### [WRITTEN PROBLEM]
Check each line of the material below for "screenshot", then copy the ones that contain it.

════════════════════

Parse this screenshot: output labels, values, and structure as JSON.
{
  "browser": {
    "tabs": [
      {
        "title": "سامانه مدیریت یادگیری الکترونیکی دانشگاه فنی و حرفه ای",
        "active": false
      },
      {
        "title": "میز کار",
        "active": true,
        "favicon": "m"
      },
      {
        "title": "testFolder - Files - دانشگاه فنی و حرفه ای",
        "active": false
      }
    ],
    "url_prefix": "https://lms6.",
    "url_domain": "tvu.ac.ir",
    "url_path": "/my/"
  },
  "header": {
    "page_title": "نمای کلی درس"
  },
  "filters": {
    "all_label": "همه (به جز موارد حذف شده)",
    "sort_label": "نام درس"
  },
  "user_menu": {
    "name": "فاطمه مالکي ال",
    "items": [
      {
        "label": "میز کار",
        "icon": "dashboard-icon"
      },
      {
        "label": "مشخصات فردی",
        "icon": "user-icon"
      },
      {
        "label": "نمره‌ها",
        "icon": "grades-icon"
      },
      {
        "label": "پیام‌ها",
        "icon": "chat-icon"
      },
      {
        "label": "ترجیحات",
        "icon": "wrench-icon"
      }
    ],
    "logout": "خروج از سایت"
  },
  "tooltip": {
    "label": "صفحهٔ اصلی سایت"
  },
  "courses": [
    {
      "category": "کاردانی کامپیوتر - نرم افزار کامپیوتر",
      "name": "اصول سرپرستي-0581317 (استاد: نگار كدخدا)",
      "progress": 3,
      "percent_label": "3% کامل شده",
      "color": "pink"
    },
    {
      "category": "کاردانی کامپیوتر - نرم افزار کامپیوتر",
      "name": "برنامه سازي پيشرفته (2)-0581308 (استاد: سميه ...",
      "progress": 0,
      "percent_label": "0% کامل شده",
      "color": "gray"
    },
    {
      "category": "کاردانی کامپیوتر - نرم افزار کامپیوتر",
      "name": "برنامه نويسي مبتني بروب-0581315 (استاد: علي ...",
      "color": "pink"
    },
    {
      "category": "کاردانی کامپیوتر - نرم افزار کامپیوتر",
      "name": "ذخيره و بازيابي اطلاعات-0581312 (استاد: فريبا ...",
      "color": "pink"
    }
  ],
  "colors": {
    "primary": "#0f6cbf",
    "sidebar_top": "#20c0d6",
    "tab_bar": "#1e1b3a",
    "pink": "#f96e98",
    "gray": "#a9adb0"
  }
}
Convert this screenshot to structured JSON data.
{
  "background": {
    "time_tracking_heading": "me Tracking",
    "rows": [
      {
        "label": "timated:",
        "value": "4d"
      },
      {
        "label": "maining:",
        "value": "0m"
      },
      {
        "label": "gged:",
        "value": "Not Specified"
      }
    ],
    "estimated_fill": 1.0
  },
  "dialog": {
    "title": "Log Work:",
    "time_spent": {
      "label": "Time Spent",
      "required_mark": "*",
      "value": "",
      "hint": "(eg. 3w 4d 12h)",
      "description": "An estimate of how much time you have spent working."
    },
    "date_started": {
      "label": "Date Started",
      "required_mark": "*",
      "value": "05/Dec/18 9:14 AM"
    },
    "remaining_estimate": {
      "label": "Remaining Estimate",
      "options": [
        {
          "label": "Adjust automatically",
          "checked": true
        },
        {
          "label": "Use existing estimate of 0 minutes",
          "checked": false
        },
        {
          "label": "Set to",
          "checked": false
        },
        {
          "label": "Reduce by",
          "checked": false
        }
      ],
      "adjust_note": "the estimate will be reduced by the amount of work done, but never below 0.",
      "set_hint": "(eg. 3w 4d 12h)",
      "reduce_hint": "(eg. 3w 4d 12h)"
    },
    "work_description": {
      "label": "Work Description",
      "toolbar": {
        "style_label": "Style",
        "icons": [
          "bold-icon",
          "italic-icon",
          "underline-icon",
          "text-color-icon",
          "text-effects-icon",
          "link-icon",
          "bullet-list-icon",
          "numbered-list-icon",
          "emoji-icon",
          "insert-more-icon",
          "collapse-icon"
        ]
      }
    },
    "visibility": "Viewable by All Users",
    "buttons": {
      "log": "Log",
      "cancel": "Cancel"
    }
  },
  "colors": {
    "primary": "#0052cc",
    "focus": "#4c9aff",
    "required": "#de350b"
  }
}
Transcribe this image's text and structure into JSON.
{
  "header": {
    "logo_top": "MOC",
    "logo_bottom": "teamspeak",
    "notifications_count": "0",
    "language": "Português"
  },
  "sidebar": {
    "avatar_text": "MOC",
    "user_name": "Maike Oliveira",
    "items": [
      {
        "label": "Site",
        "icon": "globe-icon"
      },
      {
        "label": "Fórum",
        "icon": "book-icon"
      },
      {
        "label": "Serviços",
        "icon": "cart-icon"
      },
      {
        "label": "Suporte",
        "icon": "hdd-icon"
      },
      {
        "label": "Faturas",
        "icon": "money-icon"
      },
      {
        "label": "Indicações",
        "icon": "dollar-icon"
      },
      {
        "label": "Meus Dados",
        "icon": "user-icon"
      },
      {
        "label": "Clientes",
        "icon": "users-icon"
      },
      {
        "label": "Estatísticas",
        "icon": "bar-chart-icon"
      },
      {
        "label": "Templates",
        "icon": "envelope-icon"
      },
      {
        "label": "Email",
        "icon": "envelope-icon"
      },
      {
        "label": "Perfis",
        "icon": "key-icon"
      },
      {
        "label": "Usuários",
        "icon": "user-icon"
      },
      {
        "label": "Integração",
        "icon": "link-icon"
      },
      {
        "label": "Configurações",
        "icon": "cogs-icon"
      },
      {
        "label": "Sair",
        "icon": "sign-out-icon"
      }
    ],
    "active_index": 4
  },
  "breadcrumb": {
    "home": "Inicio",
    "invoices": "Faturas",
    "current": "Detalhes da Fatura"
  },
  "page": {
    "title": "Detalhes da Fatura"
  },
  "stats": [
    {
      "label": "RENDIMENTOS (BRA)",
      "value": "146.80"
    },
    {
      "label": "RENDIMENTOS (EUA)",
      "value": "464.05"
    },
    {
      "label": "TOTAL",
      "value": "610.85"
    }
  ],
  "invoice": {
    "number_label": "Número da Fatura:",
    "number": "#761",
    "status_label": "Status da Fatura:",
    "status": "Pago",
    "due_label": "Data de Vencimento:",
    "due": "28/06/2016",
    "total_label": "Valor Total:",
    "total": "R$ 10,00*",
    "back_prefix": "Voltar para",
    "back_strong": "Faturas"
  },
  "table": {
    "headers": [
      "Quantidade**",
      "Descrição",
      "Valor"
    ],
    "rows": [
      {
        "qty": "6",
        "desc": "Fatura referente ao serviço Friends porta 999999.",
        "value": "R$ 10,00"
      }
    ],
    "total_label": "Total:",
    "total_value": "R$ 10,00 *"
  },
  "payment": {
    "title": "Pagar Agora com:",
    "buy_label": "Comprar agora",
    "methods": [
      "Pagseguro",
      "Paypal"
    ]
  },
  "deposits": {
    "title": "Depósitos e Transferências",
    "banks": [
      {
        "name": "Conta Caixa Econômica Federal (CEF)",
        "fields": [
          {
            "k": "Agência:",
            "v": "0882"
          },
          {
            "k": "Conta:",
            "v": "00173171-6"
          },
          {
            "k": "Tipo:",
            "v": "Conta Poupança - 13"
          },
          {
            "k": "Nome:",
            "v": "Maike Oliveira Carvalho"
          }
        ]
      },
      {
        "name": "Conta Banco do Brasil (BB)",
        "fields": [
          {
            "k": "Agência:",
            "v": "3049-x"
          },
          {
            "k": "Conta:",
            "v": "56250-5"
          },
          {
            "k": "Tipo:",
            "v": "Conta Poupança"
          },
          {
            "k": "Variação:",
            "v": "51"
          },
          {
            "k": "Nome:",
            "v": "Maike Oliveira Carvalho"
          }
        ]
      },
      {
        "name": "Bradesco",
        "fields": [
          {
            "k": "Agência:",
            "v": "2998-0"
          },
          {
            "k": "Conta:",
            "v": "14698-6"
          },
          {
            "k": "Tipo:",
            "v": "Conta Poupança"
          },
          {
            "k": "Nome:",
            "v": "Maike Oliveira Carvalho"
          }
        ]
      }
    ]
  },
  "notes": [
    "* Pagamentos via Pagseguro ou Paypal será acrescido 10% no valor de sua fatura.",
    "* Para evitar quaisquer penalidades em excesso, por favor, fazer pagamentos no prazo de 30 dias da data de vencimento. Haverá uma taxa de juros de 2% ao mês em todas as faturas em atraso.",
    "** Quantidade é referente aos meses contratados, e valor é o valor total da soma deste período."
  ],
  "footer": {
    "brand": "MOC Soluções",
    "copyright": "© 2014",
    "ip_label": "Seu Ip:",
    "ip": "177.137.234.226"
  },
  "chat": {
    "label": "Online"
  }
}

════════════════════

### [TASK RESULT]
Parse this screenshot: output labels, values, and structure as JSON.
Convert this screenshot to structured JSON data.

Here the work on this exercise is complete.